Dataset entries
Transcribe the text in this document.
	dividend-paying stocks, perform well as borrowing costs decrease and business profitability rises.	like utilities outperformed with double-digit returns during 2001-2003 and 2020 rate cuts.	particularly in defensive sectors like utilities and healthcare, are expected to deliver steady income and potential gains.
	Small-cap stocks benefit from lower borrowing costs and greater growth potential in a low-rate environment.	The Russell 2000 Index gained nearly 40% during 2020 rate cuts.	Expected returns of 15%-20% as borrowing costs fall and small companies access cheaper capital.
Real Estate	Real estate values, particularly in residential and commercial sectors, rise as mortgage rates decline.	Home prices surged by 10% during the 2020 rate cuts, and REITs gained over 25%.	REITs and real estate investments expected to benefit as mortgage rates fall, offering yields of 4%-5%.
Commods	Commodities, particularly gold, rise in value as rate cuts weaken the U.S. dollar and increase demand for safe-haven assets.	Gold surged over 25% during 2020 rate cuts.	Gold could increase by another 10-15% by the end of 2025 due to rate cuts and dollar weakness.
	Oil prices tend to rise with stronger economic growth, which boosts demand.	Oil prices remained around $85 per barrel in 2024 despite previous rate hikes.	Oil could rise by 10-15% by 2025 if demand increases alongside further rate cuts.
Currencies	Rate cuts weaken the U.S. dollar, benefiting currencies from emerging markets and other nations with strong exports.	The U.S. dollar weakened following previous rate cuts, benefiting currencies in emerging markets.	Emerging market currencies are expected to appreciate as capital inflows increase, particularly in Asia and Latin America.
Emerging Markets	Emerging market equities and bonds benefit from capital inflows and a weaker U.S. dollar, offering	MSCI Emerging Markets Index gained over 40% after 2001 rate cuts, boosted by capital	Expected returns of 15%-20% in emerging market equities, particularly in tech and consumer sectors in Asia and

Set problem: Extract the listing in its entirety and repeat it exactly.

Exercise solution:
Transcribe the text in this document.
	dividend-paying stocks, perform well as borrowing costs decrease and business profitability rises.	like utilities outperformed with double-digit returns during 2001-2003 and 2020 rate cuts.	particularly in defensive sectors like utilities and healthcare, are expected to deliver steady income and potential gains.
	Small-cap stocks benefit from lower borrowing costs and greater growth potential in a low-rate environment.	The Russell 2000 Index gained nearly 40% during 2020 rate cuts.	Expected returns of 15%-20% as borrowing costs fall and small companies access cheaper capital.
Real Estate	Real estate values, particularly in residential and commercial sectors, rise as mortgage rates decline.	Home prices surged by 10% during the 2020 rate cuts, and REITs gained over 25%.	REITs and real estate investments expected to benefit as mortgage rates fall, offering yields of 4%-5%.
Commods	Commodities, particularly gold, rise in value as rate cuts weaken the U.S. dollar and increase demand for safe-haven assets.	Gold surged over 25% during 2020 rate cuts.	Gold could increase by another 10-15% by the end of 2025 due to rate cuts and dollar weakness.
	Oil prices tend to rise with stronger economic growth, which boosts demand.	Oil prices remained around $85 per barrel in 2024 despite previous rate hikes.	Oil could rise by 10-15% by 2025 if demand increases alongside further rate cuts.
Currencies	Rate cuts weaken the U.S. dollar, benefiting currencies from emerging markets and other nations with strong exports.	The U.S. dollar weakened following previous rate cuts, benefiting currencies in emerging markets.	Emerging market currencies are expected to appreciate as capital inflows increase, particularly in Asia and Latin America.
Emerging Markets	Emerging market equities and bonds benefit from capital inflows and a weaker U.S. dollar, offering	MSCI Emerging Markets Index gained over 40% after 2001 rate cuts, boosted by capital	Expected returns of 15%-20% in emerging market equities, particularly in tech and consumer sectors in Asia and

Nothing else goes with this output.